::: ROWS :::

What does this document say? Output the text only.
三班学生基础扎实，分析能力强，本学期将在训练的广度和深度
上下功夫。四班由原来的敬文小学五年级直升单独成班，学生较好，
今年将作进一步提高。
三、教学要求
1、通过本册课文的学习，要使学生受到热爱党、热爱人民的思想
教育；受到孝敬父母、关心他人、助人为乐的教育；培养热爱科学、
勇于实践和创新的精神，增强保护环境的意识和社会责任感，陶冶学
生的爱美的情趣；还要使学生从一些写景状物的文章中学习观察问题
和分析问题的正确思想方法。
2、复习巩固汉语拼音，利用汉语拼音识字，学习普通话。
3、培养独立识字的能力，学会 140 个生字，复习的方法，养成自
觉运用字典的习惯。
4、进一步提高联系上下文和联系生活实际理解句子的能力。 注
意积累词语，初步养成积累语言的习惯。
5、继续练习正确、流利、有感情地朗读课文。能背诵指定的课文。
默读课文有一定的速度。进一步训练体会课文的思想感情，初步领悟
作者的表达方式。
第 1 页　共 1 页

:::

Type out all of the material again, word for word.

What does this document say? Output the text only.
三班学生基础扎实，分析能力强，本学期将在训练的广度和深度
上下功夫。四班由原来的敬文小学五年级直升单独成班，学生较好，
今年将作进一步提高。
三、教学要求
1、通过本册课文的学习，要使学生受到热爱党、热爱人民的思想
教育；受到孝敬父母、关心他人、助人为乐的教育；培养热爱科学、
勇于实践和创新的精神，增强保护环境的意识和社会责任感，陶冶学
生的爱美的情趣；还要使学生从一些写景状物的文章中学习观察问题
和分析问题的正确思想方法。
2、复习巩固汉语拼音，利用汉语拼音识字，学习普通话。
3、培养独立识字的能力，学会 140 个生字，复习的方法，养成自
觉运用字典的习惯。
4、进一步提高联系上下文和联系生活实际理解句子的能力。 注
意积累词语，初步养成积累语言的习惯。
5、继续练习正确、流利、有感情地朗读课文。能背诵指定的课文。
默读课文有一定的速度。进一步训练体会课文的思想感情，初步领悟
作者的表达方式。
第 1 页　共 1 页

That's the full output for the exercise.